__Exercise__.
All of the data should be output character for character, except the pictures.

Collection entries:
■ ■ ■ ■

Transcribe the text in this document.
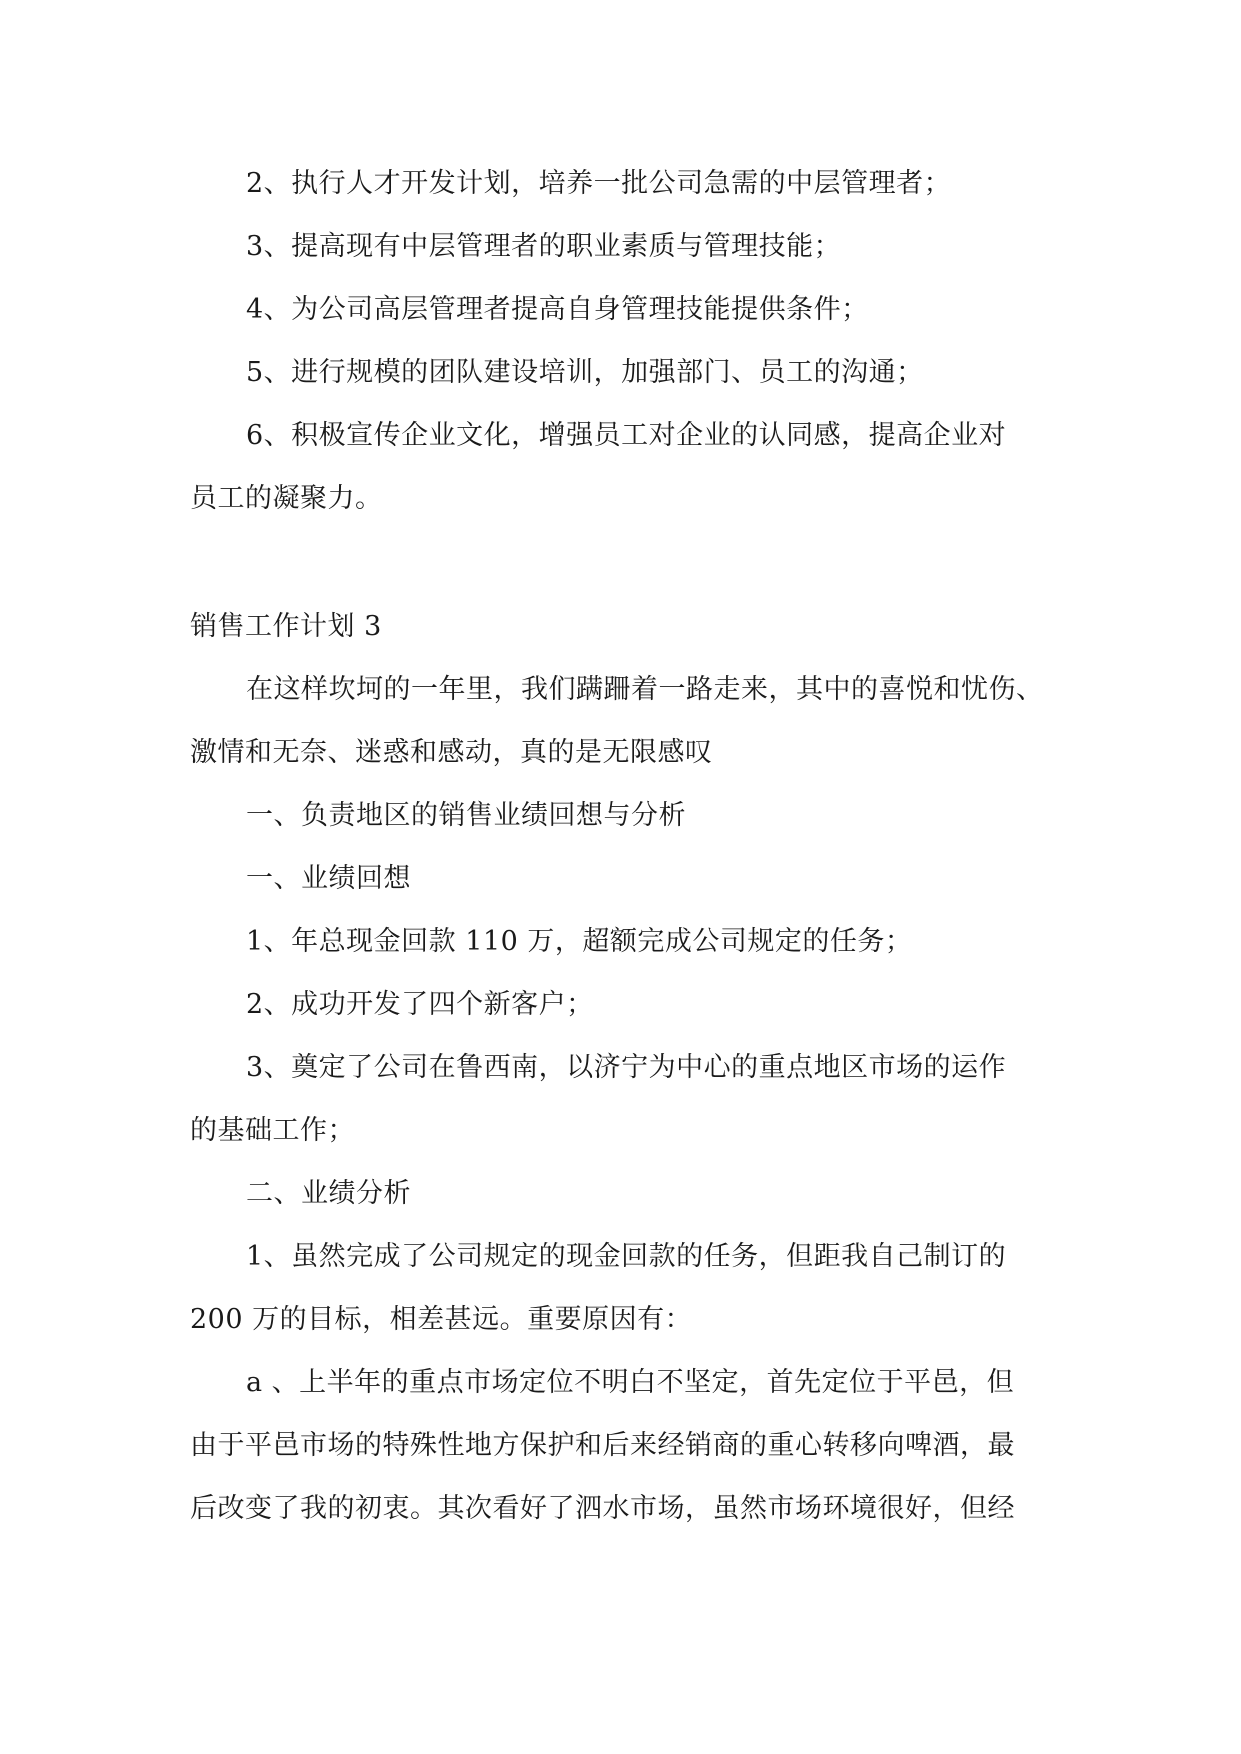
2、执行人才开发计划，培养一批公司急需的中层管理者；
3、提高现有中层管理者的职业素质与管理技能；
4、为公司高层管理者提高自身管理技能提供条件；
5、进行规模的团队建设培训，加强部门、员工的沟通；
6、积极宣传企业文化，增强员工对企业的认同感，提高企业对
员工的凝聚力。
销售工作计划 3
在这样坎坷的一年里，我们蹒跚着一路走来，其中的喜悦和忧伤、
激情和无奈、迷惑和感动，真的是无限感叹
一、负责地区的销售业绩回想与分析
一、业绩回想
1、年总现金回款 110 万，超额完成公司规定的任务；
2、成功开发了四个新客户；
3、奠定了公司在鲁西南，以济宁为中心的重点地区市场的运作
的基础工作；
二、业绩分析
1、虽然完成了公司规定的现金回款的任务，但距我自己制订的
200 万的目标，相差甚远。重要原因有：
a 、上半年的重点市场定位不明白不坚定，首先定位于平邑，但
由于平邑市场的特殊性地方保护和后来经销商的重心转移向啤酒，最
后改变了我的初衷。其次看好了泗水市场，虽然市场环境很好，但经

■ ■ ■ ■

__The response__.
Transcribe the text in this document.
2、执行人才开发计划，培养一批公司急需的中层管理者；
3、提高现有中层管理者的职业素质与管理技能；
4、为公司高层管理者提高自身管理技能提供条件；
5、进行规模的团队建设培训，加强部门、员工的沟通；
6、积极宣传企业文化，增强员工对企业的认同感，提高企业对
员工的凝聚力。
销售工作计划 3
在这样坎坷的一年里，我们蹒跚着一路走来，其中的喜悦和忧伤、
激情和无奈、迷惑和感动，真的是无限感叹
一、负责地区的销售业绩回想与分析
一、业绩回想
1、年总现金回款 110 万，超额完成公司规定的任务；
2、成功开发了四个新客户；
3、奠定了公司在鲁西南，以济宁为中心的重点地区市场的运作
的基础工作；
二、业绩分析
1、虽然完成了公司规定的现金回款的任务，但距我自己制订的
200 万的目标，相差甚远。重要原因有：
a 、上半年的重点市场定位不明白不坚定，首先定位于平邑，但
由于平邑市场的特殊性地方保护和后来经销商的重心转移向啤酒，最
后改变了我的初衷。其次看好了泗水市场，虽然市场环境很好，但经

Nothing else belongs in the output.